**Do this**
The entries below should be quoted exactly, with no pictures carried over.

[Stored records]
════════════════
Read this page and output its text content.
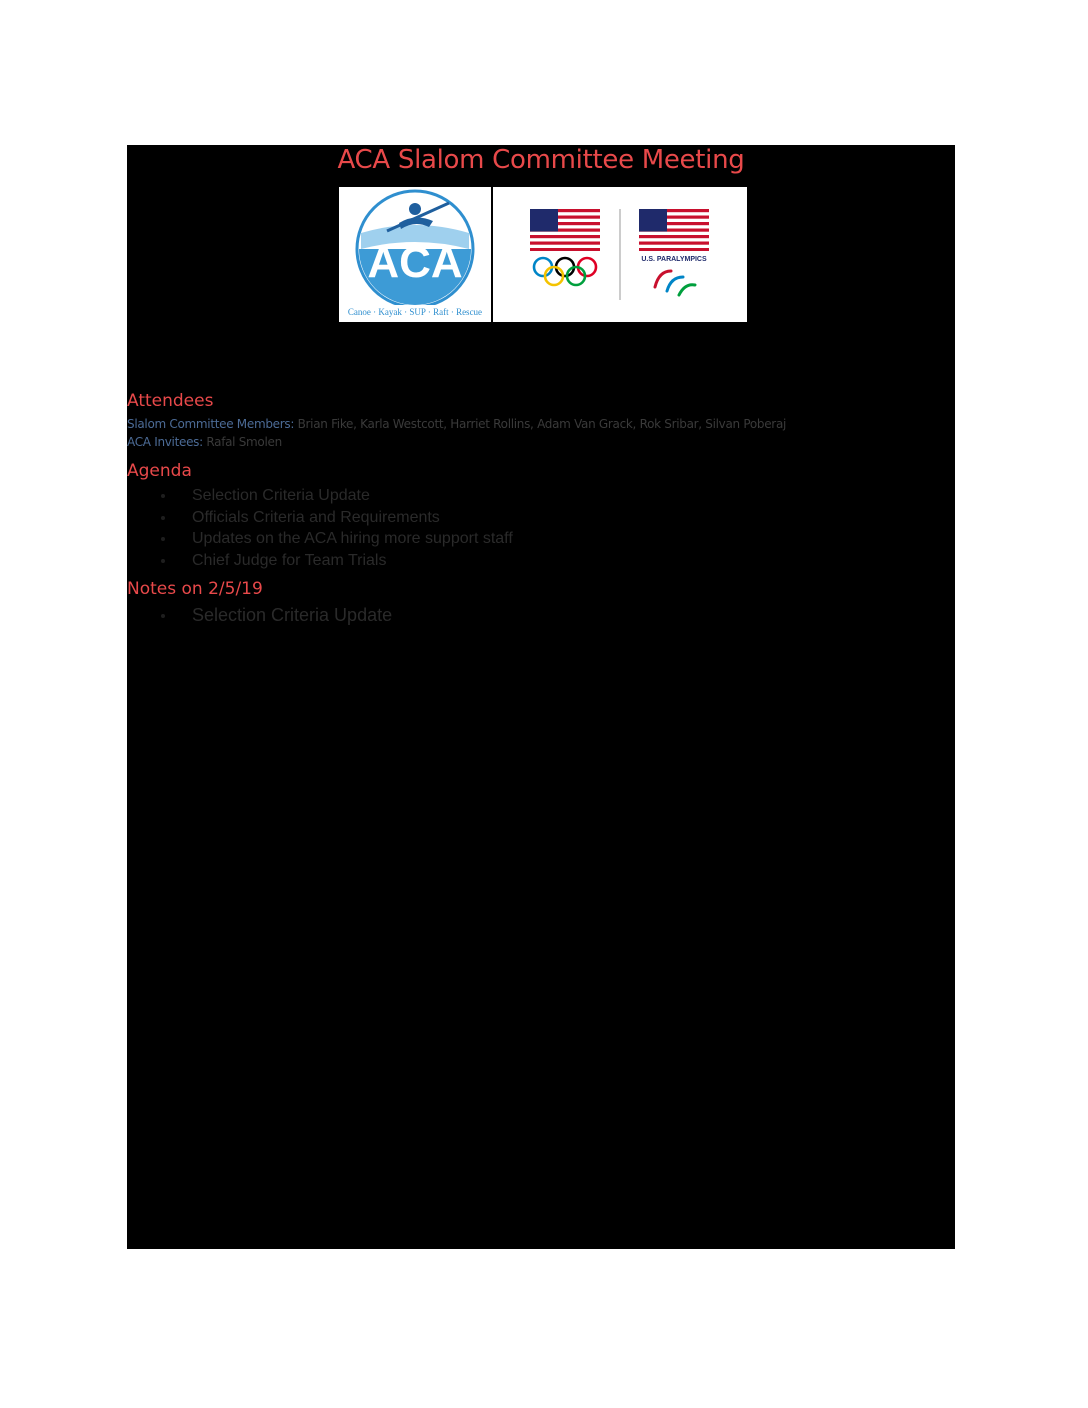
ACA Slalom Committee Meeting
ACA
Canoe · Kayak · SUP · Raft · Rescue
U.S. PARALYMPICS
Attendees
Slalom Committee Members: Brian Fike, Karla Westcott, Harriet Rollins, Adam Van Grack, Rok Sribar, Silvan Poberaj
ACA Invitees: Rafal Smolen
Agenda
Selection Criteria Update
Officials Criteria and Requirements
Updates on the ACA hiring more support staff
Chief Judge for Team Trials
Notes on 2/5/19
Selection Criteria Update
════════════════
**Answer in full**
Read this page and output its text content.
ACA Slalom Committee Meeting
ACA
Canoe · Kayak · SUP · Raft · Rescue
U.S. PARALYMPICS
Attendees
Slalom Committee Members: Brian Fike, Karla Westcott, Harriet Rollins, Adam Van Grack, Rok Sribar, Silvan Poberaj
ACA Invitees: Rafal Smolen
Agenda
Selection Criteria Update
Officials Criteria and Requirements
Updates on the ACA hiring more support staff
Chief Judge for Team Trials
Notes on 2/5/19
Selection Criteria Update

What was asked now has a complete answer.